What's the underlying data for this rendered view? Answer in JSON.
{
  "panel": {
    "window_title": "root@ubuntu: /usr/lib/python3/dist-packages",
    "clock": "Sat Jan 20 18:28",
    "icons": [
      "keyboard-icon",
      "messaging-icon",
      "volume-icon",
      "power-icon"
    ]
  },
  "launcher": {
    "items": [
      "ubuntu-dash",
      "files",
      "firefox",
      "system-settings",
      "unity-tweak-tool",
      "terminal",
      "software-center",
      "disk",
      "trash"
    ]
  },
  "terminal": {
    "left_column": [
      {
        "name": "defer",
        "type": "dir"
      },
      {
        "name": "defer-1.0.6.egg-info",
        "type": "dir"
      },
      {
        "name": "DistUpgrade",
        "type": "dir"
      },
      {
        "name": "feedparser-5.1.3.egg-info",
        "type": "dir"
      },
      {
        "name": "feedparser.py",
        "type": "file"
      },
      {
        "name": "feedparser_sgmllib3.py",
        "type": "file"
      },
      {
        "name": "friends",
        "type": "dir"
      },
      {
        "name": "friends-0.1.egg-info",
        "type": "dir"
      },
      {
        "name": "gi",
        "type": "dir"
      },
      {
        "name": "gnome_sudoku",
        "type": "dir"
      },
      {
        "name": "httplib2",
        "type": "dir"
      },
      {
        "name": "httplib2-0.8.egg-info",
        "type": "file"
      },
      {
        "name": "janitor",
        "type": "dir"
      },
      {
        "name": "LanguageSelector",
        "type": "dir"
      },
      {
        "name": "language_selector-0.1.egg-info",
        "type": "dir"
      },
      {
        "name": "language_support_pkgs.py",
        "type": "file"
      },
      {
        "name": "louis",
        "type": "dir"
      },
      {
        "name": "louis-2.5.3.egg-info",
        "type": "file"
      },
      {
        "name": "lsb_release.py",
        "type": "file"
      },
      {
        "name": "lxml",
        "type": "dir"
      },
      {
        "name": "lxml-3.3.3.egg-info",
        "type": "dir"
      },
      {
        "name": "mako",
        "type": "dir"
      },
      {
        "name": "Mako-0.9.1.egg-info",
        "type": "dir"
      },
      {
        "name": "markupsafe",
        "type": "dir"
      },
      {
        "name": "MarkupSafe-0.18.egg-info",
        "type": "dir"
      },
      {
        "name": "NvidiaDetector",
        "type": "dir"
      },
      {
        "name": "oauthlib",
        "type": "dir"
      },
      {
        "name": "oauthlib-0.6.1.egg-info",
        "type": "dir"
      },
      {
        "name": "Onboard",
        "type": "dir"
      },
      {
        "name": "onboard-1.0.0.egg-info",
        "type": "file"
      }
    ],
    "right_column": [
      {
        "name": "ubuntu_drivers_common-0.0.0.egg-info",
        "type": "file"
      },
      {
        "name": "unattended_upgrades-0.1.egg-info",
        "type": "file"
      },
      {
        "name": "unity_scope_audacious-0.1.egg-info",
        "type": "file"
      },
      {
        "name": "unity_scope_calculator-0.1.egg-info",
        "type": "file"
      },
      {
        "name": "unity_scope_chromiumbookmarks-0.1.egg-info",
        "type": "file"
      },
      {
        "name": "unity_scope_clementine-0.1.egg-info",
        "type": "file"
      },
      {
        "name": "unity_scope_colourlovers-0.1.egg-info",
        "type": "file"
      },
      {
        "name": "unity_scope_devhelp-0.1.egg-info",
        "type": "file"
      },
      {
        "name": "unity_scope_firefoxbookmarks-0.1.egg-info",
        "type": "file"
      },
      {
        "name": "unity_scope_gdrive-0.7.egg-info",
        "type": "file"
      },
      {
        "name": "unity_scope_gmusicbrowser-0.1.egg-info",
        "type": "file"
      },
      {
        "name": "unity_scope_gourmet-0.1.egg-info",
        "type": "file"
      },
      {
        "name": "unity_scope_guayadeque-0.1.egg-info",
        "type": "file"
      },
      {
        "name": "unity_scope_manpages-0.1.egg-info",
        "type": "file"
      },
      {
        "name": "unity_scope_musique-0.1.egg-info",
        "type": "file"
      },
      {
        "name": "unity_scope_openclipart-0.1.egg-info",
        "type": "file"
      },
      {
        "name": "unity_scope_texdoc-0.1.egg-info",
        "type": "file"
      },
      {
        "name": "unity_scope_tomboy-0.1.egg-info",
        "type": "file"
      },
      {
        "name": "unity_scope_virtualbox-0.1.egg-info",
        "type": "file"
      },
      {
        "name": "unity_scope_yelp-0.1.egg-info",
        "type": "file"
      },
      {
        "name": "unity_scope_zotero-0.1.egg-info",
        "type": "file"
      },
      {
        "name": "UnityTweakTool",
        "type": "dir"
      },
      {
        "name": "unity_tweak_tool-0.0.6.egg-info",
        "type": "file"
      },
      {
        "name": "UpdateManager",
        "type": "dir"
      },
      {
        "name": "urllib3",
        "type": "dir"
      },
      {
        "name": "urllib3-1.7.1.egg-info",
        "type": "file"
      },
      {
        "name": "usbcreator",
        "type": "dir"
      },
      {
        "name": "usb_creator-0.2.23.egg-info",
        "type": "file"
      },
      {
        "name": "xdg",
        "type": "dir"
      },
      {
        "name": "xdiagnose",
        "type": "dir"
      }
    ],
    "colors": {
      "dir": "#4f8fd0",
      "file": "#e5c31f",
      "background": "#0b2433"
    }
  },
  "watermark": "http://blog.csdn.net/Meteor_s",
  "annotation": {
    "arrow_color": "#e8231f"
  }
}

────────────────────────────────────────

== Set task ==
Find each line holding the string "friends" and copy it out.

== Exercise result ==
        "name": "friends",
        "name": "friends-0.1.egg-info",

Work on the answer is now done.